◆ Activity ◆
As the answer, give every line of the records that includes the word "currents".

── Raw data ──

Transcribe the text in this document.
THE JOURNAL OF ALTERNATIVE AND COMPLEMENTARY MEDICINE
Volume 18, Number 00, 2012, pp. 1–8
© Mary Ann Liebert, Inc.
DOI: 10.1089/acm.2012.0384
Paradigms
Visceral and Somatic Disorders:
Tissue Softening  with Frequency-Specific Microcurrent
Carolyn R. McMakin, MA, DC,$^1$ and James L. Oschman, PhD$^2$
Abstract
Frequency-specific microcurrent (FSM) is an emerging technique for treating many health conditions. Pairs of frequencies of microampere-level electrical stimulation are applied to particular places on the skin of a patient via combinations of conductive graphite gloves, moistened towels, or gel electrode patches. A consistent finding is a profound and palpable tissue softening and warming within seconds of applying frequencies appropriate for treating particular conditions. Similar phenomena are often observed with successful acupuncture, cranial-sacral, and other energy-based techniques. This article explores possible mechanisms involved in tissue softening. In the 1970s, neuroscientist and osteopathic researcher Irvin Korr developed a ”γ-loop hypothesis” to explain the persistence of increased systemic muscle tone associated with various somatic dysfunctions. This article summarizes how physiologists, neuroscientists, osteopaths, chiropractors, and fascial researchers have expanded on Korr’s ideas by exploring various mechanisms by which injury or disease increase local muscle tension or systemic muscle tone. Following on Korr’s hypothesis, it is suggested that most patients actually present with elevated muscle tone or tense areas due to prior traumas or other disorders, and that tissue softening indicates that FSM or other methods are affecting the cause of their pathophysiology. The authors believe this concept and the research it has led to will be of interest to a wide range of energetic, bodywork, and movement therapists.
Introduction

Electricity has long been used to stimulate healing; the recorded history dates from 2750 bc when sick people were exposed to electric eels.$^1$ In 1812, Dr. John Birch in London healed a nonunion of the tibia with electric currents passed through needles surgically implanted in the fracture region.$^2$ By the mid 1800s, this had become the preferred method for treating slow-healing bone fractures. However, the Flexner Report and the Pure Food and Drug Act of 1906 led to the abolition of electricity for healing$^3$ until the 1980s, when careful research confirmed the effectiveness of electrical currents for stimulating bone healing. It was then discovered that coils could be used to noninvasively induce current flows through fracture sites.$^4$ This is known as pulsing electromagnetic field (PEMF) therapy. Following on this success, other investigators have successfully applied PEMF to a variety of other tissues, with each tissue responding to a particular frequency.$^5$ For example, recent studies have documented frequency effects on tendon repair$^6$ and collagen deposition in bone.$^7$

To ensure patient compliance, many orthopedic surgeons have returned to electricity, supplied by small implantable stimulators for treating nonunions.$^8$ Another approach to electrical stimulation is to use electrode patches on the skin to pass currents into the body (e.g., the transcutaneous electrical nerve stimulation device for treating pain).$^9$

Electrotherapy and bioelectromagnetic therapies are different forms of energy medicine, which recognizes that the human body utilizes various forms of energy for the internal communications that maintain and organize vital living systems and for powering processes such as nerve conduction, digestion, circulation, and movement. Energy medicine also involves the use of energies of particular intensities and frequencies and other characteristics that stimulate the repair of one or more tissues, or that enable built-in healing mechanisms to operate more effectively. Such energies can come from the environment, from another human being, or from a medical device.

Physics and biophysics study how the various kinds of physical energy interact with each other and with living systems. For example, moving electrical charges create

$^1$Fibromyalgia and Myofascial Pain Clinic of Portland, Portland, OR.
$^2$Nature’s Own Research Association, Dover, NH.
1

───

◆ Task result ◆
Electricity has long been used to stimulate healing; the recorded history dates from 2750 bc when sick people were exposed to electric eels.$^1$ In 1812, Dr. John Birch in London healed a nonunion of the tibia with electric currents passed through needles surgically implanted in the fracture region.$^2$ By the mid 1800s, this had become the preferred method for treating slow-healing bone fractures. However, the Flexner Report and the Pure Food and Drug Act of 1906 led to the abolition of electricity for healing$^3$ until the 1980s, when careful research confirmed the effectiveness of electrical currents for stimulating bone healing. It was then discovered that coils could be used to noninvasively induce current flows through fracture sites.$^4$ This is known as pulsing electromagnetic field (PEMF) therapy. Following on this success, other investigators have successfully applied PEMF to a variety of other tissues, with each tissue responding to a particular frequency.$^5$ For example, recent studies have documented frequency effects on tendon repair$^6$ and collagen deposition in bone.$^7$
To ensure patient compliance, many orthopedic surgeons have returned to electricity, supplied by small implantable stimulators for treating nonunions.$^8$ Another approach to electrical stimulation is to use electrode patches on the skin to pass currents into the body (e.g., the transcutaneous electrical nerve stimulation device for treating pain).$^9$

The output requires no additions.